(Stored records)
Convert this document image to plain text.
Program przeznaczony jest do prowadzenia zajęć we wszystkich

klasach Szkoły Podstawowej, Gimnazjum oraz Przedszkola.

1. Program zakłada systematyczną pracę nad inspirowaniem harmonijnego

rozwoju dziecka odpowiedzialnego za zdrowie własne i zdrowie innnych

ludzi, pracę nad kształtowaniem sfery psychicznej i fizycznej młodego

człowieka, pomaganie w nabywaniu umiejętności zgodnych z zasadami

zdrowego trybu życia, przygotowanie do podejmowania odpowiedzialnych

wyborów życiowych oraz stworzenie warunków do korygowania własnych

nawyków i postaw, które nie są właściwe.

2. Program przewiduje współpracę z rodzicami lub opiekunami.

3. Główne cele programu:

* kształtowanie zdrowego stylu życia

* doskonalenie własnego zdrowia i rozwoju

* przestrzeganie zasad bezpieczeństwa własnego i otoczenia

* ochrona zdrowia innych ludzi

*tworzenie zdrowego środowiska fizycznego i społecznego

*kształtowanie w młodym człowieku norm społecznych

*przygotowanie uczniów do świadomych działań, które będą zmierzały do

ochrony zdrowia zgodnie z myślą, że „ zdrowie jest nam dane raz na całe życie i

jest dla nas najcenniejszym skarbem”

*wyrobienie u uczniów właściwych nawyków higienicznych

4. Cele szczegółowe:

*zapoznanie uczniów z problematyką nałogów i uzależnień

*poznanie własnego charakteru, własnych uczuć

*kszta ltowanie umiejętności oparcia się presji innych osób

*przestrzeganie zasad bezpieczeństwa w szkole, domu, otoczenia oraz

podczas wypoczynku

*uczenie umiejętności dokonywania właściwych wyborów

§ **Exercise directions**
Print the records above in full, exactly.

§ **Exercise response**
Convert this document image to plain text.
Program przeznaczony jest do prowadzenia zajęć we wszystkich

klasach Szkoły Podstawowej, Gimnazjum oraz Przedszkola.

1. Program zakłada systematyczną pracę nad inspirowaniem harmonijnego

rozwoju dziecka odpowiedzialnego za zdrowie własne i zdrowie innnych

ludzi, pracę nad kształtowaniem sfery psychicznej i fizycznej młodego

człowieka, pomaganie w nabywaniu umiejętności zgodnych z zasadami

zdrowego trybu życia, przygotowanie do podejmowania odpowiedzialnych

wyborów życiowych oraz stworzenie warunków do korygowania własnych

nawyków i postaw, które nie są właściwe.

2. Program przewiduje współpracę z rodzicami lub opiekunami.

3. Główne cele programu:

* kształtowanie zdrowego stylu życia

* doskonalenie własnego zdrowia i rozwoju

* przestrzeganie zasad bezpieczeństwa własnego i otoczenia

* ochrona zdrowia innych ludzi

*tworzenie zdrowego środowiska fizycznego i społecznego

*kształtowanie w młodym człowieku norm społecznych

*przygotowanie uczniów do świadomych działań, które będą zmierzały do

ochrony zdrowia zgodnie z myślą, że „ zdrowie jest nam dane raz na całe życie i

jest dla nas najcenniejszym skarbem”

*wyrobienie u uczniów właściwych nawyków higienicznych

4. Cele szczegółowe:

*zapoznanie uczniów z problematyką nałogów i uzależnień

*poznanie własnego charakteru, własnych uczuć

*kszta ltowanie umiejętności oparcia się presji innych osób

*przestrzeganie zasad bezpieczeństwa w szkole, domu, otoczenia oraz

podczas wypoczynku

*uczenie umiejętności dokonywania właściwych wyborów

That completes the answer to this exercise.